## Exercise details
Quote the data below in full, please, without altering anything.

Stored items
▬▬▬▬▬▬
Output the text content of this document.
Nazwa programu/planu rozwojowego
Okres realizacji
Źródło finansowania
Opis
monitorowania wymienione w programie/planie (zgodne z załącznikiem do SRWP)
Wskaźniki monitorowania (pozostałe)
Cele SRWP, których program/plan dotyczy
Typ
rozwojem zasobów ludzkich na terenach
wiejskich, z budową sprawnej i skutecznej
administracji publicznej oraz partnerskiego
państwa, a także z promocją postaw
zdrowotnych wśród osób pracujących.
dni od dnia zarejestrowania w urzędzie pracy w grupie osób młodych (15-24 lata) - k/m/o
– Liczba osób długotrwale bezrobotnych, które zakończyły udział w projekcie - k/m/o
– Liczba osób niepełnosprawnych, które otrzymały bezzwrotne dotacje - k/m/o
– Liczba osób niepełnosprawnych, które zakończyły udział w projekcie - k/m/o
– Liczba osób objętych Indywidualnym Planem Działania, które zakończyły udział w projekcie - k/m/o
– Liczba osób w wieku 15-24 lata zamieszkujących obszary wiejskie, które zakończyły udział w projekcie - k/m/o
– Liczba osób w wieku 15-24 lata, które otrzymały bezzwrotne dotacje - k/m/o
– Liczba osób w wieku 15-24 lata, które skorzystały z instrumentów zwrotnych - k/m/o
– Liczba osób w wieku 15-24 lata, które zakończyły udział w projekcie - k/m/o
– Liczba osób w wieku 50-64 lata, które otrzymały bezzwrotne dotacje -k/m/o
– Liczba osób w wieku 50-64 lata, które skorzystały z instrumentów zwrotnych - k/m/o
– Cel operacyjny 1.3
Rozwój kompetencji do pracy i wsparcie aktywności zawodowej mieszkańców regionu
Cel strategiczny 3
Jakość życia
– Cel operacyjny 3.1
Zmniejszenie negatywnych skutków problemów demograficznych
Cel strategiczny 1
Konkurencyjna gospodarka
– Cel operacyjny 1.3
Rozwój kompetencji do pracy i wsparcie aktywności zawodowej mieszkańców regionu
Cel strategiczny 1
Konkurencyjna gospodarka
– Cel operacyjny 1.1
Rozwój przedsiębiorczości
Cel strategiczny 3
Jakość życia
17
▬▬▬▬▬▬
## Task solution
Output the text content of this document.
Nazwa programu/planu rozwojowego
Okres realizacji
Źródło finansowania
Opis
monitorowania wymienione w programie/planie (zgodne z załącznikiem do SRWP)
Wskaźniki monitorowania (pozostałe)
Cele SRWP, których program/plan dotyczy
Typ
rozwojem zasobów ludzkich na terenach
wiejskich, z budową sprawnej i skutecznej
administracji publicznej oraz partnerskiego
państwa, a także z promocją postaw
zdrowotnych wśród osób pracujących.
dni od dnia zarejestrowania w urzędzie pracy w grupie osób młodych (15-24 lata) - k/m/o
– Liczba osób długotrwale bezrobotnych, które zakończyły udział w projekcie - k/m/o
– Liczba osób niepełnosprawnych, które otrzymały bezzwrotne dotacje - k/m/o
– Liczba osób niepełnosprawnych, które zakończyły udział w projekcie - k/m/o
– Liczba osób objętych Indywidualnym Planem Działania, które zakończyły udział w projekcie - k/m/o
– Liczba osób w wieku 15-24 lata zamieszkujących obszary wiejskie, które zakończyły udział w projekcie - k/m/o
– Liczba osób w wieku 15-24 lata, które otrzymały bezzwrotne dotacje - k/m/o
– Liczba osób w wieku 15-24 lata, które skorzystały z instrumentów zwrotnych - k/m/o
– Liczba osób w wieku 15-24 lata, które zakończyły udział w projekcie - k/m/o
– Liczba osób w wieku 50-64 lata, które otrzymały bezzwrotne dotacje -k/m/o
– Liczba osób w wieku 50-64 lata, które skorzystały z instrumentów zwrotnych - k/m/o
– Cel operacyjny 1.3
Rozwój kompetencji do pracy i wsparcie aktywności zawodowej mieszkańców regionu
Cel strategiczny 3
Jakość życia
– Cel operacyjny 3.1
Zmniejszenie negatywnych skutków problemów demograficznych
Cel strategiczny 1
Konkurencyjna gospodarka
– Cel operacyjny 1.3
Rozwój kompetencji do pracy i wsparcie aktywności zawodowej mieszkańców regionu
Cel strategiczny 1
Konkurencyjna gospodarka
– Cel operacyjny 1.1
Rozwój przedsiębiorczości
Cel strategiczny 3
Jakość życia
17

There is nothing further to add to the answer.